What to produce
Look for "AQUA" in each line of the entries, and return the matching lines.

Figure data in JSON

┌──

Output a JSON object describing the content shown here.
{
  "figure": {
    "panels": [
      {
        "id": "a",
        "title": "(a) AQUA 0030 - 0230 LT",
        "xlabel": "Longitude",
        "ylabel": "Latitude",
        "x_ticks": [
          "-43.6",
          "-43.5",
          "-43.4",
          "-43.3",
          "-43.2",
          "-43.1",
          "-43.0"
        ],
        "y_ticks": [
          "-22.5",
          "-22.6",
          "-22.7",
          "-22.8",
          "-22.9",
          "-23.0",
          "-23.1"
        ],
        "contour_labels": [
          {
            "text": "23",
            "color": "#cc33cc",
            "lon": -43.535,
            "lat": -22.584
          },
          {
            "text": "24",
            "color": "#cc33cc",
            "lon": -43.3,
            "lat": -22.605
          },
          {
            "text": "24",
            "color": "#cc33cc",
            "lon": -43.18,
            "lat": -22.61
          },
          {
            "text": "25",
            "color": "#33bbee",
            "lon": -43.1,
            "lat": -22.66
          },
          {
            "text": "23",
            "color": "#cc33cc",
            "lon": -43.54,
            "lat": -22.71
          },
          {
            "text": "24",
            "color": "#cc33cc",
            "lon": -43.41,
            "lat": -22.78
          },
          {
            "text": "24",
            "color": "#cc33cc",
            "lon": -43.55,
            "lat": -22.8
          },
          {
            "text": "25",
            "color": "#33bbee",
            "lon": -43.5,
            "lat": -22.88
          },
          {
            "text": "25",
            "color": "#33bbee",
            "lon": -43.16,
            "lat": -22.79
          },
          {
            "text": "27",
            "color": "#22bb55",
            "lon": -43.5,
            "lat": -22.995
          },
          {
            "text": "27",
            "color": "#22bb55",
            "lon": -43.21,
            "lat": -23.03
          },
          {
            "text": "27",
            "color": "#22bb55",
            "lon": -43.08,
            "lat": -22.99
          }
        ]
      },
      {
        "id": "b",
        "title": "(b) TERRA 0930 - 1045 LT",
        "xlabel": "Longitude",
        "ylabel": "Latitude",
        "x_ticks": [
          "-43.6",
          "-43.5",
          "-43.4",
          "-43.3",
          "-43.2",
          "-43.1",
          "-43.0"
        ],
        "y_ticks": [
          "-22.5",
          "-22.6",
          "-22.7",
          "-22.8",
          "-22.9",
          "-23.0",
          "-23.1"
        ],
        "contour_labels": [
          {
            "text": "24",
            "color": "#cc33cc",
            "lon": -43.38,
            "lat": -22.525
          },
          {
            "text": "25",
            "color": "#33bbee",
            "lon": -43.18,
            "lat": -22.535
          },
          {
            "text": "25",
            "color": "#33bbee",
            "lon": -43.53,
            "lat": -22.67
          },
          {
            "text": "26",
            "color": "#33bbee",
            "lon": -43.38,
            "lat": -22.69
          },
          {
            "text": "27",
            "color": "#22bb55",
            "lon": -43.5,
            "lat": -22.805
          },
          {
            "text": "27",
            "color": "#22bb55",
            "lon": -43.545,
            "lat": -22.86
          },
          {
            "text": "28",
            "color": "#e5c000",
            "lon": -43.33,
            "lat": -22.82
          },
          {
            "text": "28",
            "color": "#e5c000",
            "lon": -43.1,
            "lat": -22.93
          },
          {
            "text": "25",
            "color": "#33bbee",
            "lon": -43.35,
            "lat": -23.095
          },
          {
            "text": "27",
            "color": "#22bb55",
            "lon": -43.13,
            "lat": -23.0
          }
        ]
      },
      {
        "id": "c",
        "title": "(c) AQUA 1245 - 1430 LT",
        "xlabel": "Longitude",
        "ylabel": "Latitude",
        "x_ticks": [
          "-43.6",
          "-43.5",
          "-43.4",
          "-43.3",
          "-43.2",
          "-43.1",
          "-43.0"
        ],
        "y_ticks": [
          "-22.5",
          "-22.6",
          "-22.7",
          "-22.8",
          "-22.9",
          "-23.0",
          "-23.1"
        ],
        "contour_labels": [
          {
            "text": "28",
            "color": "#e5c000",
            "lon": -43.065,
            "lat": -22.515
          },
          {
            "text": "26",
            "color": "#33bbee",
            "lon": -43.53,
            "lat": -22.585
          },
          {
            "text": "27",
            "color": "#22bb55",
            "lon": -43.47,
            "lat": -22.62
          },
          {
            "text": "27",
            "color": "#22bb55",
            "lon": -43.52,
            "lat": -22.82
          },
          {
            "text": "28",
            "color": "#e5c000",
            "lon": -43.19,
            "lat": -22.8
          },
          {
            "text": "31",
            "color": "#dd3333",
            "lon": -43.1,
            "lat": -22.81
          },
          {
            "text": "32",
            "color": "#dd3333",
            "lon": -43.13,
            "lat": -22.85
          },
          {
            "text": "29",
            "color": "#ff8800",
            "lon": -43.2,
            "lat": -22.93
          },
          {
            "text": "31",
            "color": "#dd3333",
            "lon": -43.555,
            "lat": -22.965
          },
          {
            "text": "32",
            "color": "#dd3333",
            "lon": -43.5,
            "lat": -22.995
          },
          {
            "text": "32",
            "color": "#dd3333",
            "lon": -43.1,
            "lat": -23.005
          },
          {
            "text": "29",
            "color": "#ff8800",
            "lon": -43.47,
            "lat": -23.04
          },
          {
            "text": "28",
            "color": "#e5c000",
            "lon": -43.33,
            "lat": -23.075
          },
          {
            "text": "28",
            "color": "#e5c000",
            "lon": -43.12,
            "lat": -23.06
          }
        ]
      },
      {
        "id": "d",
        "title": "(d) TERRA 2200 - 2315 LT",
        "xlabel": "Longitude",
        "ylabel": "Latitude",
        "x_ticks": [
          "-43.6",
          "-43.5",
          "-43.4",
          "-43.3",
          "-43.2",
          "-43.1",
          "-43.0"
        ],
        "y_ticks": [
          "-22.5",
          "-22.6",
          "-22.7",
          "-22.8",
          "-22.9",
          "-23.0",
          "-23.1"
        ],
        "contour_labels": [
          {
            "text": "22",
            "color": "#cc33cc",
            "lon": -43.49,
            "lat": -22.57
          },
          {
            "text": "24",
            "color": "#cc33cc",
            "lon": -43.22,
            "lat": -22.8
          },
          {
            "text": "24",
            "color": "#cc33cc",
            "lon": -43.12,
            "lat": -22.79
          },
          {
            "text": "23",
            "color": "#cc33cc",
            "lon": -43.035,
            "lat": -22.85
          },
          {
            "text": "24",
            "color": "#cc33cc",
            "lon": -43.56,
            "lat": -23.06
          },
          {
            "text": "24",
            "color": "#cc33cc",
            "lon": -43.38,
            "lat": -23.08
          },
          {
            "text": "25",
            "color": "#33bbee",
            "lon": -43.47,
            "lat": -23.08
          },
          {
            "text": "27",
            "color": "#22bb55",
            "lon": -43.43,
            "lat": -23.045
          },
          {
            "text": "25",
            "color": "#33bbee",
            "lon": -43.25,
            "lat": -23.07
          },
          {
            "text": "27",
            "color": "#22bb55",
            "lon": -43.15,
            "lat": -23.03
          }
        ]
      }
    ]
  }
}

└──

Correct output
        "title": "(a) AQUA 0030 - 0230 LT",
        "title": "(c) AQUA 1245 - 1430 LT",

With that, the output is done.